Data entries
____
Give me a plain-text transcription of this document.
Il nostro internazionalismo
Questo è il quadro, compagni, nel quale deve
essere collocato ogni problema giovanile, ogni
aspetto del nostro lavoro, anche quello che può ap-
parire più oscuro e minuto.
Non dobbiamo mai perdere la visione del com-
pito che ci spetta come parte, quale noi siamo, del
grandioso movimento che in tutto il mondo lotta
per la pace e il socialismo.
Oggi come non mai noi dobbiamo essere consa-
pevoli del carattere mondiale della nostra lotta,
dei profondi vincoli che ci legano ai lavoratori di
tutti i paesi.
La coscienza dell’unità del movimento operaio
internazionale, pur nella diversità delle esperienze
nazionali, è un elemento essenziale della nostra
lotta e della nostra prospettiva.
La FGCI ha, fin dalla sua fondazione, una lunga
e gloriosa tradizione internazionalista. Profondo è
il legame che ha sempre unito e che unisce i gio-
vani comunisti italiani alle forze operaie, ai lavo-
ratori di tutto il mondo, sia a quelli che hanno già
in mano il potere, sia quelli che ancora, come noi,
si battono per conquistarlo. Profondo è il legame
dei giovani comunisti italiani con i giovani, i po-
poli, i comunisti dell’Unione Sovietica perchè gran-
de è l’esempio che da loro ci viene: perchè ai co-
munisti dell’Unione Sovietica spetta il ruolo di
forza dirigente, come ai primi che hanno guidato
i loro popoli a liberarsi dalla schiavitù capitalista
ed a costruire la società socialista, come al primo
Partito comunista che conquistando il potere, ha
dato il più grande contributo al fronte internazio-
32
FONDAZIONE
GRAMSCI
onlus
____
WHAT THE EXERCISE ASKS: How many lines of the listing include the string "hanno"? Answer with the number alone.

ANSWER FOR THIS EXERCISE: 2